▶ _Data_
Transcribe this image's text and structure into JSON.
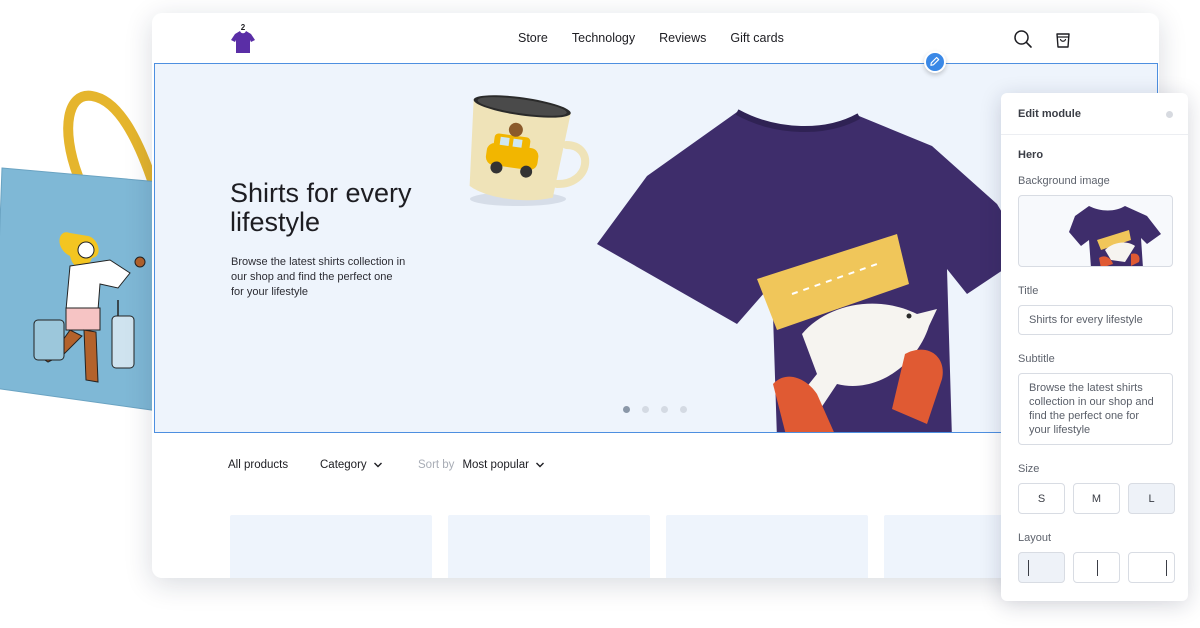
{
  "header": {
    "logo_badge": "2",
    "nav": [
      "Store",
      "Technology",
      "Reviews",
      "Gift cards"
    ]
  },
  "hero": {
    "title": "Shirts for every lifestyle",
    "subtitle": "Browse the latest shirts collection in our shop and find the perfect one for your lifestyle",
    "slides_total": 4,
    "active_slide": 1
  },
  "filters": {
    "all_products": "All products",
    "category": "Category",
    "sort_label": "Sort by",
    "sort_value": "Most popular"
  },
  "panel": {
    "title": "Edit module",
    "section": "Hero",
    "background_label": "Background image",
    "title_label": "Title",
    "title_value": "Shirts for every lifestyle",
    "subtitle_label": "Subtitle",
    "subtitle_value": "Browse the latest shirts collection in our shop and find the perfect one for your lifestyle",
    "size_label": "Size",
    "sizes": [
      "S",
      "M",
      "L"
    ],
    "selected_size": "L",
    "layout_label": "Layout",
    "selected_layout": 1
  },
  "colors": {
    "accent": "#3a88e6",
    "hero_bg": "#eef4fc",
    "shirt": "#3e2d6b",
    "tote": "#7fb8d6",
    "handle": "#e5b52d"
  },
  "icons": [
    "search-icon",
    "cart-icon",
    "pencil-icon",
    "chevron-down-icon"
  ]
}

▶ _Exercise task_
Copy every line that includes the string "find" from the material above.

▶ _Finished task_
    "subtitle": "Browse the latest shirts collection in our shop and find the perfect one for your lifestyle",
    "subtitle_value": "Browse the latest shirts collection in our shop and find the perfect one for your lifestyle",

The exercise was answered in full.